___ Records for this exercise

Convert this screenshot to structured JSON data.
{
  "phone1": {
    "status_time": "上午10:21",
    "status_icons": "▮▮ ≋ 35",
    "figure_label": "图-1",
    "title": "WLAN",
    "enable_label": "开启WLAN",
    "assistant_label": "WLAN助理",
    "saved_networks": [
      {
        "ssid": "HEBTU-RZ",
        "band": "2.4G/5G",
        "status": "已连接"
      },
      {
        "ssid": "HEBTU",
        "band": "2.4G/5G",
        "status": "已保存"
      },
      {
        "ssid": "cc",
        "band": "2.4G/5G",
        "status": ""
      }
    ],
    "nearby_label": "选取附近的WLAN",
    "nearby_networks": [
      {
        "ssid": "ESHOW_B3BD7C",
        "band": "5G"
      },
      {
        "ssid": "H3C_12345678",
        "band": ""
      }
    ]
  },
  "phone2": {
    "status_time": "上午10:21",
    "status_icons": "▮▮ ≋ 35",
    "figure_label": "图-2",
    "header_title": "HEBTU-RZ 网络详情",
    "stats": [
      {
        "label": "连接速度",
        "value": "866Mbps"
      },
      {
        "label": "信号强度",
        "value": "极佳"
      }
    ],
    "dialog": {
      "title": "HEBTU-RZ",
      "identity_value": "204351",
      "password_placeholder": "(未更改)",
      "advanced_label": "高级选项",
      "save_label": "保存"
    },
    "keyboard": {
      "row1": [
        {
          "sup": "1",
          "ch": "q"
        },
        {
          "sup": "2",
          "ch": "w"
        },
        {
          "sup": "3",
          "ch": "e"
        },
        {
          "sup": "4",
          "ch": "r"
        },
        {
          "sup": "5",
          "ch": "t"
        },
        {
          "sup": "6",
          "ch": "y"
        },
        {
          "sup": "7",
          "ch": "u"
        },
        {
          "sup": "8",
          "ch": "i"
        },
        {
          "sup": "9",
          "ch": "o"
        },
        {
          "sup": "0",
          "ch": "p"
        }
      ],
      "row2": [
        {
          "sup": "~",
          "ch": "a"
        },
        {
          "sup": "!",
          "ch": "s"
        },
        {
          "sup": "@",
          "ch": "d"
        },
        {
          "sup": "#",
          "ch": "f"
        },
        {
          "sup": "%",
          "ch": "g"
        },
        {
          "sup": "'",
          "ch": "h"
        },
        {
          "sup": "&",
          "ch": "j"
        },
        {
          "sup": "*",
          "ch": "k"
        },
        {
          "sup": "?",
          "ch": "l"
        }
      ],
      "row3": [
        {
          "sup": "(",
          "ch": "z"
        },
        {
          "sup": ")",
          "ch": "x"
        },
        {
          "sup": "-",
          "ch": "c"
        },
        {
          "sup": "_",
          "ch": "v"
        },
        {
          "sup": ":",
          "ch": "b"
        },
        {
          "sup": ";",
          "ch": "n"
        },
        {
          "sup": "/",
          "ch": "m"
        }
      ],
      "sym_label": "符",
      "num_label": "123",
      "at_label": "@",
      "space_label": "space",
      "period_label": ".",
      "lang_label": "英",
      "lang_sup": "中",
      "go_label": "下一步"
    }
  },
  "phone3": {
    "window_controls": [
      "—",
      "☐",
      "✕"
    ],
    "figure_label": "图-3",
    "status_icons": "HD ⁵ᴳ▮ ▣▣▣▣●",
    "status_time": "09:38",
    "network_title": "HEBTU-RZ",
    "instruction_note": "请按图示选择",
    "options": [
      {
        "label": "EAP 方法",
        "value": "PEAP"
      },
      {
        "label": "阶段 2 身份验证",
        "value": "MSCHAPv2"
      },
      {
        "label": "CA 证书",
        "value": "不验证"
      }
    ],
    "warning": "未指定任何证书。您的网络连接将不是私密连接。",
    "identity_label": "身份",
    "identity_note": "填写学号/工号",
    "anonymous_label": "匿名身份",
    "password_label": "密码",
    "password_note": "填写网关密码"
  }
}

______

* **Problem to work on**: Exact output of every entry is required.

* **Solution for this problem**:
Convert this screenshot to structured JSON data.
{
  "phone1": {
    "status_time": "上午10:21",
    "status_icons": "▮▮ ≋ 35",
    "figure_label": "图-1",
    "title": "WLAN",
    "enable_label": "开启WLAN",
    "assistant_label": "WLAN助理",
    "saved_networks": [
      {
        "ssid": "HEBTU-RZ",
        "band": "2.4G/5G",
        "status": "已连接"
      },
      {
        "ssid": "HEBTU",
        "band": "2.4G/5G",
        "status": "已保存"
      },
      {
        "ssid": "cc",
        "band": "2.4G/5G",
        "status": ""
      }
    ],
    "nearby_label": "选取附近的WLAN",
    "nearby_networks": [
      {
        "ssid": "ESHOW_B3BD7C",
        "band": "5G"
      },
      {
        "ssid": "H3C_12345678",
        "band": ""
      }
    ]
  },
  "phone2": {
    "status_time": "上午10:21",
    "status_icons": "▮▮ ≋ 35",
    "figure_label": "图-2",
    "header_title": "HEBTU-RZ 网络详情",
    "stats": [
      {
        "label": "连接速度",
        "value": "866Mbps"
      },
      {
        "label": "信号强度",
        "value": "极佳"
      }
    ],
    "dialog": {
      "title": "HEBTU-RZ",
      "identity_value": "204351",
      "password_placeholder": "(未更改)",
      "advanced_label": "高级选项",
      "save_label": "保存"
    },
    "keyboard": {
      "row1": [
        {
          "sup": "1",
          "ch": "q"
        },
        {
          "sup": "2",
          "ch": "w"
        },
        {
          "sup": "3",
          "ch": "e"
        },
        {
          "sup": "4",
          "ch": "r"
        },
        {
          "sup": "5",
          "ch": "t"
        },
        {
          "sup": "6",
          "ch": "y"
        },
        {
          "sup": "7",
          "ch": "u"
        },
        {
          "sup": "8",
          "ch": "i"
        },
        {
          "sup": "9",
          "ch": "o"
        },
        {
          "sup": "0",
          "ch": "p"
        }
      ],
      "row2": [
        {
          "sup": "~",
          "ch": "a"
        },
        {
          "sup": "!",
          "ch": "s"
        },
        {
          "sup": "@",
          "ch": "d"
        },
        {
          "sup": "#",
          "ch": "f"
        },
        {
          "sup": "%",
          "ch": "g"
        },
        {
          "sup": "'",
          "ch": "h"
        },
        {
          "sup": "&",
          "ch": "j"
        },
        {
          "sup": "*",
          "ch": "k"
        },
        {
          "sup": "?",
          "ch": "l"
        }
      ],
      "row3": [
        {
          "sup": "(",
          "ch": "z"
        },
        {
          "sup": ")",
          "ch": "x"
        },
        {
          "sup": "-",
          "ch": "c"
        },
        {
          "sup": "_",
          "ch": "v"
        },
        {
          "sup": ":",
          "ch": "b"
        },
        {
          "sup": ";",
          "ch": "n"
        },
        {
          "sup": "/",
          "ch": "m"
        }
      ],
      "sym_label": "符",
      "num_label": "123",
      "at_label": "@",
      "space_label": "space",
      "period_label": ".",
      "lang_label": "英",
      "lang_sup": "中",
      "go_label": "下一步"
    }
  },
  "phone3": {
    "window_controls": [
      "—",
      "☐",
      "✕"
    ],
    "figure_label": "图-3",
    "status_icons": "HD ⁵ᴳ▮ ▣▣▣▣●",
    "status_time": "09:38",
    "network_title": "HEBTU-RZ",
    "instruction_note": "请按图示选择",
    "options": [
      {
        "label": "EAP 方法",
        "value": "PEAP"
      },
      {
        "label": "阶段 2 身份验证",
        "value": "MSCHAPv2"
      },
      {
        "label": "CA 证书",
        "value": "不验证"
      }
    ],
    "warning": "未指定任何证书。您的网络连接将不是私密连接。",
    "identity_label": "身份",
    "identity_note": "填写学号/工号",
    "anonymous_label": "匿名身份",
    "password_label": "密码",
    "password_note": "填写网关密码"
  }
}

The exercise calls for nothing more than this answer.